* **EXERCISE BRIEF**
From the entries below, count the lines with "true". Write only the count.
>> Start DATASET CONTENT
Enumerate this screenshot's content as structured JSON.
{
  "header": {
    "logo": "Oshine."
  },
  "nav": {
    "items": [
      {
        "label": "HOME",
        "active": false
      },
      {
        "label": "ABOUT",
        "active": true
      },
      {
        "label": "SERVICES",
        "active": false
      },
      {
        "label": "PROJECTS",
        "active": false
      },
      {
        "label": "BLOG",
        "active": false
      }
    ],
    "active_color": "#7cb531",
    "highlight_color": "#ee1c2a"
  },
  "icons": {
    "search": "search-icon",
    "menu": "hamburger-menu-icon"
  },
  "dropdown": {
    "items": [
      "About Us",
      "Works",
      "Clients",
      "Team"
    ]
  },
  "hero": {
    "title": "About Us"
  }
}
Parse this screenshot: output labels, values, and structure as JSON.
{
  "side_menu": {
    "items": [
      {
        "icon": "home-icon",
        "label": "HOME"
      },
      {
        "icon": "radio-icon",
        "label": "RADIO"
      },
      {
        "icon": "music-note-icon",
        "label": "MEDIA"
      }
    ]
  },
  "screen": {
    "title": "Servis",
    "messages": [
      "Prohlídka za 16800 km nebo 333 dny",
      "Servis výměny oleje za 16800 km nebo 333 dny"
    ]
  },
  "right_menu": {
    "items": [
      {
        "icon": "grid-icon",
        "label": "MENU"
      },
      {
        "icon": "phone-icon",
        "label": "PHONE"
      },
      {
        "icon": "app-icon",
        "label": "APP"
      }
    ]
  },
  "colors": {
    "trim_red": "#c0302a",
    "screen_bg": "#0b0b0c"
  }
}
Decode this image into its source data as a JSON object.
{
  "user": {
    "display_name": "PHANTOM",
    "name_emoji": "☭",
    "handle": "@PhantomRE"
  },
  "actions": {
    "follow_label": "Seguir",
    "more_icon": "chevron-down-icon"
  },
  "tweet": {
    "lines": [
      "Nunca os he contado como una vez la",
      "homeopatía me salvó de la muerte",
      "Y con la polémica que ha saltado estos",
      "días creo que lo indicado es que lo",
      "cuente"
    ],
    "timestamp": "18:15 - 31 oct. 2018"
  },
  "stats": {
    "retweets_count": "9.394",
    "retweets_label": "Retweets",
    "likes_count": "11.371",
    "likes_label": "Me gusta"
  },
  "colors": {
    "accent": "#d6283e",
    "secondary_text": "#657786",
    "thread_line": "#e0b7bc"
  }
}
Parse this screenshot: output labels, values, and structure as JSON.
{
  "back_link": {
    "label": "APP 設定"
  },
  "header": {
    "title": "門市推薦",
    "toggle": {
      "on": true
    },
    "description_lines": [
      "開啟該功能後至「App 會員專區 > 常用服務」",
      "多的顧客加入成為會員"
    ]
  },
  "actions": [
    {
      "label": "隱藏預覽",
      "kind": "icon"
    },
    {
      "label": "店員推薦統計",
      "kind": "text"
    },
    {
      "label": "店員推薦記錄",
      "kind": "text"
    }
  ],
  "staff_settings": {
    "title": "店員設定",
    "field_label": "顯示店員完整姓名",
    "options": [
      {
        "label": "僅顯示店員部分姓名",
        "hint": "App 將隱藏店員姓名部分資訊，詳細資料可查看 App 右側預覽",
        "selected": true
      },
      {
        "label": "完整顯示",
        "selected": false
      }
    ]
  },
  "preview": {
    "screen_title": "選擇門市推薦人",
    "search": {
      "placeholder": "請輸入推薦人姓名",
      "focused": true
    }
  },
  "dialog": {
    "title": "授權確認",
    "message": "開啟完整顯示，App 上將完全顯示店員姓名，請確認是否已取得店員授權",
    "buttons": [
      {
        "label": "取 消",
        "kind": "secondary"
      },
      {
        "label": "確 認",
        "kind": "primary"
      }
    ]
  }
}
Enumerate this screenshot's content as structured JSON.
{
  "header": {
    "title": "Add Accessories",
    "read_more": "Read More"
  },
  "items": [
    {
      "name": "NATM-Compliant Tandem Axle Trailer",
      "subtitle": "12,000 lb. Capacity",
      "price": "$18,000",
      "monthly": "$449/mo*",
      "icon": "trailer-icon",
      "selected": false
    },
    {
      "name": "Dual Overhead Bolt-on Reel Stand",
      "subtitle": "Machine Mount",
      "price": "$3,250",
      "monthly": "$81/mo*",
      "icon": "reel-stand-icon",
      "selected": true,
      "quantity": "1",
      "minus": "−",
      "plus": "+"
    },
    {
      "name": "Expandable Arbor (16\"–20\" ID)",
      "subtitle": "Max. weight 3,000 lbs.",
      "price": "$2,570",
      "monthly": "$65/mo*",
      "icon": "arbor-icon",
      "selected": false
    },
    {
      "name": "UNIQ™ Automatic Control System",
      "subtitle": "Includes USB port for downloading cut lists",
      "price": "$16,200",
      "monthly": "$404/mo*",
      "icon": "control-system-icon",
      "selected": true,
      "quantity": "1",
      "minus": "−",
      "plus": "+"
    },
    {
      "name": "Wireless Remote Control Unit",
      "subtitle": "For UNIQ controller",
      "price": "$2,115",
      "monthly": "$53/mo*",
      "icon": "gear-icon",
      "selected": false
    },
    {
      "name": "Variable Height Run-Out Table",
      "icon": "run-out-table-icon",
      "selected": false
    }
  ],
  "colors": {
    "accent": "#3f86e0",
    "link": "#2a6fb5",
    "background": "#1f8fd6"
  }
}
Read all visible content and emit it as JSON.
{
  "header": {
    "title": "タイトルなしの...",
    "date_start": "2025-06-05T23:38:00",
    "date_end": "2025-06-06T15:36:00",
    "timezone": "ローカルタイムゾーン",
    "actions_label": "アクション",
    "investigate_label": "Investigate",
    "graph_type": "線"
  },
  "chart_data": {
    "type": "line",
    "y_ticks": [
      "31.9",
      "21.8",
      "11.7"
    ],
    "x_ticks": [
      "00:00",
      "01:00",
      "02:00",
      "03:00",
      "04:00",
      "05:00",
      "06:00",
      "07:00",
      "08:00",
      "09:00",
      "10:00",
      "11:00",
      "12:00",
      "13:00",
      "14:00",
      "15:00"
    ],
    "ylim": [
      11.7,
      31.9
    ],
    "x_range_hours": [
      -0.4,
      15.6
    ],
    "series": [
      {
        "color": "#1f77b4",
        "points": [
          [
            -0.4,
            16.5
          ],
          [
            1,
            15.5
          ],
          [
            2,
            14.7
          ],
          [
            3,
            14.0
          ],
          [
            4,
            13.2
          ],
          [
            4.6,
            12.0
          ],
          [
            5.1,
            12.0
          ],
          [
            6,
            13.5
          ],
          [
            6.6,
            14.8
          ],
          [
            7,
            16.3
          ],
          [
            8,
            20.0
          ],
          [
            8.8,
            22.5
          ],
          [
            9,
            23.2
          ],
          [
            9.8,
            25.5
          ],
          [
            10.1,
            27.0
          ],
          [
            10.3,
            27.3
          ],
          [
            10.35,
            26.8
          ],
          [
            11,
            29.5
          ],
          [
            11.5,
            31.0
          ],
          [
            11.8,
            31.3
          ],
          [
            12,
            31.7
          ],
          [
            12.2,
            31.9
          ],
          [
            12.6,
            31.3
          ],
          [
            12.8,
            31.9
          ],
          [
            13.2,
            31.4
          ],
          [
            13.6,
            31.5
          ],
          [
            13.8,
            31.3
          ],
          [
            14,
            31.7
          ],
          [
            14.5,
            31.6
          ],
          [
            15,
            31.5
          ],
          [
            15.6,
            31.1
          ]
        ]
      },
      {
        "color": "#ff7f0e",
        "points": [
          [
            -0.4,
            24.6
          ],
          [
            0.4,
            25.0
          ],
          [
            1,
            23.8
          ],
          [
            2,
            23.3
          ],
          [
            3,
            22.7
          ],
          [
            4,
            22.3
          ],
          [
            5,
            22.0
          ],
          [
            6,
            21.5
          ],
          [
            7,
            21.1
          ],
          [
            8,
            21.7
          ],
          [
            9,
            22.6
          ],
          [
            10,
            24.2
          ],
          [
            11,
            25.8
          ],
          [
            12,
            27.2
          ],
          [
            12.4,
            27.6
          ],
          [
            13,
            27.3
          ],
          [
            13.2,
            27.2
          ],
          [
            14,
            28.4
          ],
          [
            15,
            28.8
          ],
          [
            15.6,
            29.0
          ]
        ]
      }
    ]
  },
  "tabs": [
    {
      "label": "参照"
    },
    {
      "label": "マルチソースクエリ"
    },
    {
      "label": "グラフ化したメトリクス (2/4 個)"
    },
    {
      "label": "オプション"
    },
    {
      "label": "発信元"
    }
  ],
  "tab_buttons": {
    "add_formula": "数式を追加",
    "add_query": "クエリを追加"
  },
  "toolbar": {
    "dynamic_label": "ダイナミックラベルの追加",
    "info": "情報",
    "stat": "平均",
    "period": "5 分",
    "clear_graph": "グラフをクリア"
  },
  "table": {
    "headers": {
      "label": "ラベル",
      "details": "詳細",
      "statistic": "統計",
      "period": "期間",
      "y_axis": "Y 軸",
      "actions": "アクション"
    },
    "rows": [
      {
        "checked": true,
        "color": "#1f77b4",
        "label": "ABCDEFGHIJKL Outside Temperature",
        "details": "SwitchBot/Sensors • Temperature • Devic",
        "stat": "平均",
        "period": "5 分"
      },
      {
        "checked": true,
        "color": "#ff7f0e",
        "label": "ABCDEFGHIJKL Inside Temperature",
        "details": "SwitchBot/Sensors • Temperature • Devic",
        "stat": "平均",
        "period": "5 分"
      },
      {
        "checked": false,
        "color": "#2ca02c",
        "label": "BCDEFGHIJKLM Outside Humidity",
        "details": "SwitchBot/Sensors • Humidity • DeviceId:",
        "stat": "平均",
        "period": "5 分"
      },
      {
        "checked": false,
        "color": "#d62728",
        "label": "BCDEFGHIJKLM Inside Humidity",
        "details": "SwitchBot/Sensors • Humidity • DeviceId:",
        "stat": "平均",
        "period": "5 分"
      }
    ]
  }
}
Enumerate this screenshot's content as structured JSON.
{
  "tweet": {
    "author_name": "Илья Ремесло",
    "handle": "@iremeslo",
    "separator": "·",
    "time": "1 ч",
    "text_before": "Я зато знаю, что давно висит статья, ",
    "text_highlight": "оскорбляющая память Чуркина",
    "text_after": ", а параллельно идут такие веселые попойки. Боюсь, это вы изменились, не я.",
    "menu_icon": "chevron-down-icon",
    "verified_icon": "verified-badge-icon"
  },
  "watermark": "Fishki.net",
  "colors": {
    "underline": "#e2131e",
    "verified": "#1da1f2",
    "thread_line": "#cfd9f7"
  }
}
>> End DATASET CONTENT
* **WRITTEN RESPONSE**
8